**EXERCISE DETAILS**
Each entry must be given again exactly; images do not belong in the copy.

**DATA FOR PROCESSING**
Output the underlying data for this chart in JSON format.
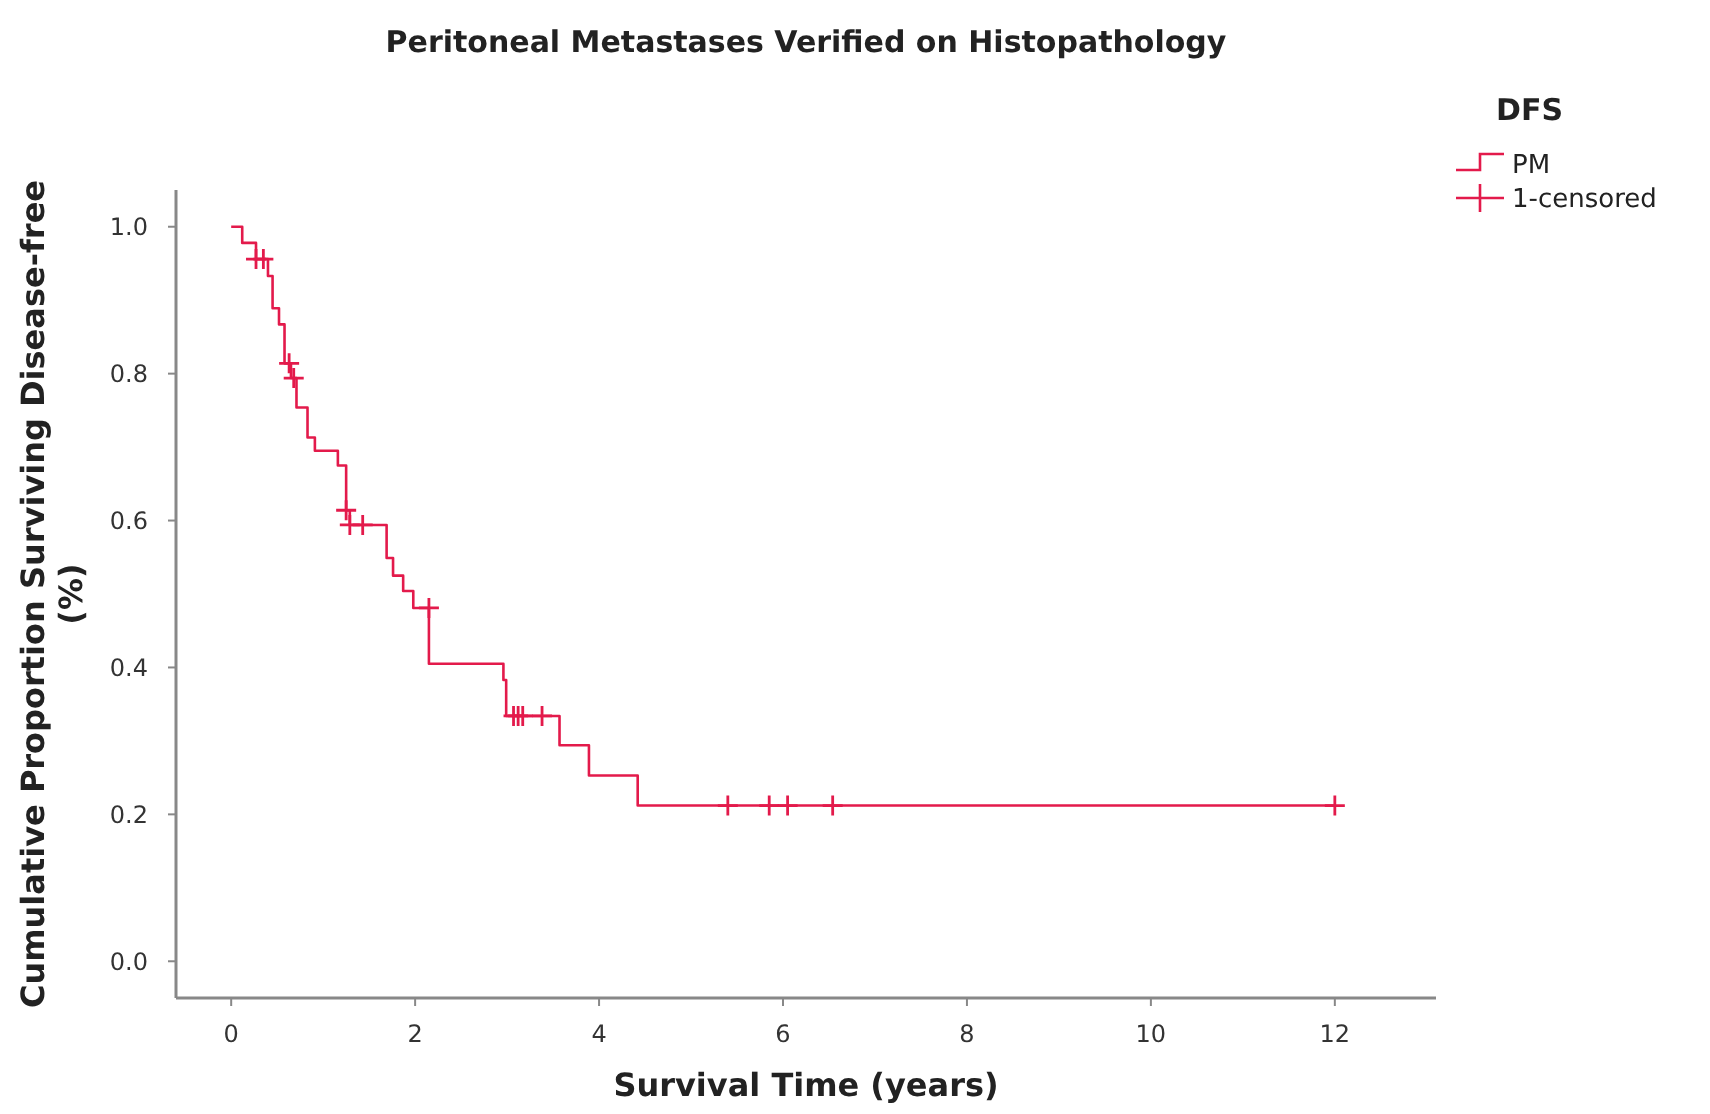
{
  "chart_data": {
    "type": "step",
    "title": "Peritoneal Metastases Verified on Histopathology",
    "xlabel": "Survival Time (years)",
    "ylabel": "Cumulative Proportion Surviving Disease-free\n(%)",
    "legend_title": "DFS",
    "legend": "right",
    "xlim": [
      -0.6,
      13.1
    ],
    "xticks": [
      0,
      2,
      4,
      6,
      8,
      10,
      12
    ],
    "ylim": [
      -0.05,
      1.05
    ],
    "yticks": [
      {
        "value": 0,
        "label": "0.0"
      },
      {
        "value": 0.2,
        "label": "0.2"
      },
      {
        "value": 0.4,
        "label": "0.4"
      },
      {
        "value": 0.6,
        "label": "0.6"
      },
      {
        "value": 0.8,
        "label": "0.8"
      },
      {
        "value": 1,
        "label": "1.0"
      }
    ],
    "grid": false,
    "series": [
      {
        "name": "PM",
        "color": "#e31a4b",
        "marker": "none",
        "x": [
          0,
          0.12,
          0.27,
          0.4,
          0.45,
          0.52,
          0.58,
          0.65,
          0.71,
          0.83,
          0.91,
          1.16,
          1.25,
          1.29,
          1.69,
          1.76,
          1.87,
          1.98,
          2.15,
          2.96,
          2.99,
          3.57,
          3.89,
          4.42,
          12.0
        ],
        "values": [
          1.0,
          0.978,
          0.956,
          0.933,
          0.889,
          0.867,
          0.814,
          0.794,
          0.754,
          0.713,
          0.695,
          0.675,
          0.614,
          0.594,
          0.549,
          0.525,
          0.504,
          0.481,
          0.405,
          0.383,
          0.334,
          0.294,
          0.253,
          0.212,
          0.212
        ]
      },
      {
        "name": "1-censored",
        "type": "scatter",
        "color": "#e31a4b",
        "marker": "cross",
        "x": [
          0.27,
          0.35,
          0.63,
          0.68,
          1.25,
          1.29,
          1.43,
          2.15,
          3.07,
          3.12,
          3.17,
          3.38,
          5.4,
          5.85,
          6.05,
          6.54,
          12.0
        ],
        "values": [
          0.956,
          0.956,
          0.814,
          0.794,
          0.614,
          0.594,
          0.594,
          0.481,
          0.334,
          0.334,
          0.334,
          0.334,
          0.212,
          0.212,
          0.212,
          0.212,
          0.212
        ]
      }
    ]
  }
}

**ANSWER TO THE PROBLEM**
Output the underlying data for this chart in JSON format.
{
  "chart_data": {
    "type": "step",
    "title": "Peritoneal Metastases Verified on Histopathology",
    "xlabel": "Survival Time (years)",
    "ylabel": "Cumulative Proportion Surviving Disease-free\n(%)",
    "legend_title": "DFS",
    "legend": "right",
    "xlim": [
      -0.6,
      13.1
    ],
    "xticks": [
      0,
      2,
      4,
      6,
      8,
      10,
      12
    ],
    "ylim": [
      -0.05,
      1.05
    ],
    "yticks": [
      {
        "value": 0,
        "label": "0.0"
      },
      {
        "value": 0.2,
        "label": "0.2"
      },
      {
        "value": 0.4,
        "label": "0.4"
      },
      {
        "value": 0.6,
        "label": "0.6"
      },
      {
        "value": 0.8,
        "label": "0.8"
      },
      {
        "value": 1,
        "label": "1.0"
      }
    ],
    "grid": false,
    "series": [
      {
        "name": "PM",
        "color": "#e31a4b",
        "marker": "none",
        "x": [
          0,
          0.12,
          0.27,
          0.4,
          0.45,
          0.52,
          0.58,
          0.65,
          0.71,
          0.83,
          0.91,
          1.16,
          1.25,
          1.29,
          1.69,
          1.76,
          1.87,
          1.98,
          2.15,
          2.96,
          2.99,
          3.57,
          3.89,
          4.42,
          12.0
        ],
        "values": [
          1.0,
          0.978,
          0.956,
          0.933,
          0.889,
          0.867,
          0.814,
          0.794,
          0.754,
          0.713,
          0.695,
          0.675,
          0.614,
          0.594,
          0.549,
          0.525,
          0.504,
          0.481,
          0.405,
          0.383,
          0.334,
          0.294,
          0.253,
          0.212,
          0.212
        ]
      },
      {
        "name": "1-censored",
        "type": "scatter",
        "color": "#e31a4b",
        "marker": "cross",
        "x": [
          0.27,
          0.35,
          0.63,
          0.68,
          1.25,
          1.29,
          1.43,
          2.15,
          3.07,
          3.12,
          3.17,
          3.38,
          5.4,
          5.85,
          6.05,
          6.54,
          12.0
        ],
        "values": [
          0.956,
          0.956,
          0.814,
          0.794,
          0.614,
          0.594,
          0.594,
          0.481,
          0.334,
          0.334,
          0.334,
          0.334,
          0.212,
          0.212,
          0.212,
          0.212,
          0.212
        ]
      }
    ]
  }
}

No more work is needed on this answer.